Single by Flo Milli

from the album Ho, Why Is You Here?
- Released: October 5, 2018; June 10, 2019 (re-release);
- Genre: Hip hop
- Length: 2:27
- Label: '94 Sounds; RCA;
- Songwriters: Tamia Carter; Obie Rudolph;
- Producers: Ethereal; Lil Evo;

Flo Milli singles chronology
|  | "Beef FloMix" (2018) | "In the Party" (2019) |

Music video
- "Beef FloMix" on YouTube

= Beef FloMix =

2018 single by Flo Milli

"Beef FloMix" is a song by American rapper Flo Milli. It is a remix of the song "Beef" by American rapper and producer Ethereal featuring rapper Playboi Carti. Originally released in 2018, the song became popular through TikTok in April 2019 and became Flo Milli's breakout hit. It is also the lead single from her debut mixtape, Ho, Why Is You Here? (2020).

==Background==
According to Flo Milli, she was a "very depressed girl" at the time she wrote the song, and was smoking and freestyle rapping to a beat. The song sees her taking shots at her haters.

····················

Work to complete
• a. Answer these about the "Beef FloMix" text:
(i) What is the song's listed length?
(ii) Which rapper is featured on Ethereal's original "Beef"?
(iii) In what month and year did the song become popular through TikTok?
• b. Please echo the "Beef FloMix" text from "2018 single by" up to and including "at her haters.".
Answer from the "Beef FloMix" text alone.

Dataset
····················

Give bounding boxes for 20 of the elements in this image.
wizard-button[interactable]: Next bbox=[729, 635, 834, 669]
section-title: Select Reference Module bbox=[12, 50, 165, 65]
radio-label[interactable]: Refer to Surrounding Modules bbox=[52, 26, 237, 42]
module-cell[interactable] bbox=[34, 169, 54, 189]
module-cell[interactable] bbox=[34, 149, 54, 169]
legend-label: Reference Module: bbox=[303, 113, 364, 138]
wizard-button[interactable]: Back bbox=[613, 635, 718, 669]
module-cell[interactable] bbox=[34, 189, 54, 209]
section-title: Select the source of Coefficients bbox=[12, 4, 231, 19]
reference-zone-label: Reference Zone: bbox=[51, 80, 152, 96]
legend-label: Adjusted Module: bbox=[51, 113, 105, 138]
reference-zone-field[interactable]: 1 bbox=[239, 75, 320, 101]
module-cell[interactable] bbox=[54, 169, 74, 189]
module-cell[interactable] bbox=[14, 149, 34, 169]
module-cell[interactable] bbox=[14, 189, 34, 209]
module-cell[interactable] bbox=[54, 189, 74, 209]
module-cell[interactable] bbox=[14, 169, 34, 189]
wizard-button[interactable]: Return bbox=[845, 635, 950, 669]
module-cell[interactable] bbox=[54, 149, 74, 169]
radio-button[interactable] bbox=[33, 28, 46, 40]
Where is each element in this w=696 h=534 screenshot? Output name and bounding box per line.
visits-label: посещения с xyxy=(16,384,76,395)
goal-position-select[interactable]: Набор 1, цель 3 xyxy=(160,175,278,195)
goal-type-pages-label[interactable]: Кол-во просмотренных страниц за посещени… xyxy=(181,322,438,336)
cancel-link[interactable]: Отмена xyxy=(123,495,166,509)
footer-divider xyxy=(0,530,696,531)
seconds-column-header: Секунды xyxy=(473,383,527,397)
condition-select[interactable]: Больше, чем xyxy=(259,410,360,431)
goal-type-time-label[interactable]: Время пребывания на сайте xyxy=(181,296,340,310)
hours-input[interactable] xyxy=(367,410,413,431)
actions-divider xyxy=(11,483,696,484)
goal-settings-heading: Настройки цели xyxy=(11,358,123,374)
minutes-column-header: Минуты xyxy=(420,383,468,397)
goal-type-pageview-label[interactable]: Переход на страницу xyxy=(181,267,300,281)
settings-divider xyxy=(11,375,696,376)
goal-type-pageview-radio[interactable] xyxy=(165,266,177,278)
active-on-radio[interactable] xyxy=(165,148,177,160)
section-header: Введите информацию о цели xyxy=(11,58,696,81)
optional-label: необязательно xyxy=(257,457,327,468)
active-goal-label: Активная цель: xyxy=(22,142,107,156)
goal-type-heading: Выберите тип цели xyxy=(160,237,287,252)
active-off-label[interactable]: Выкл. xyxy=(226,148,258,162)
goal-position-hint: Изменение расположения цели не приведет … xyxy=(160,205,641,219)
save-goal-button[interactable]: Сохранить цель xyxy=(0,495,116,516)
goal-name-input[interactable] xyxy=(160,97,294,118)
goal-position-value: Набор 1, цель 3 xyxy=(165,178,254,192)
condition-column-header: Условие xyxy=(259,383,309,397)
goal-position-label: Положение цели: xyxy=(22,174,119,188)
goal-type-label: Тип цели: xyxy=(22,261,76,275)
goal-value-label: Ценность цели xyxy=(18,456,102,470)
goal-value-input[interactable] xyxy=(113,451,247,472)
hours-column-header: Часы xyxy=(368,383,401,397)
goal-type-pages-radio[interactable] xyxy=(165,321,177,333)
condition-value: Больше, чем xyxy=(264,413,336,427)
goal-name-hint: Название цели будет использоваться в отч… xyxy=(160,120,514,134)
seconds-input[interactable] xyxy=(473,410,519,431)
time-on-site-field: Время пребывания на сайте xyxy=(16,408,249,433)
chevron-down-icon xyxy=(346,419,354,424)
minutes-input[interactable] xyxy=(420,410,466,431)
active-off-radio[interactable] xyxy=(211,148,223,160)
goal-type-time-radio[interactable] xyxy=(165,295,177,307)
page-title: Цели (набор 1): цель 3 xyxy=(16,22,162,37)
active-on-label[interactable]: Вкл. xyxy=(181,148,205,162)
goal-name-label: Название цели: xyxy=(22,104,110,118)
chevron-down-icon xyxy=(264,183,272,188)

····················

Answer section
• a.
(i) 2:27
(ii) Playboi Carti
(iii) April 2019

• b.
2018 single by Flo Milli

"Beef FloMix" is a song by American rapper Flo Milli. It is a remix of the song "Beef" by American rapper and producer Ethereal featuring rapper Playboi Carti. Originally released in 2018, the song became popular through TikTok in April 2019 and became Flo Milli's breakout hit. It is also the lead single from her debut mixtape, Ho, Why Is You Here? (2020).

==Background==
According to Flo Milli, she was a "very depressed girl" at the time she wrote the song, and was smoking and freestyle rapping to a beat. The song sees her taking shots at her haters.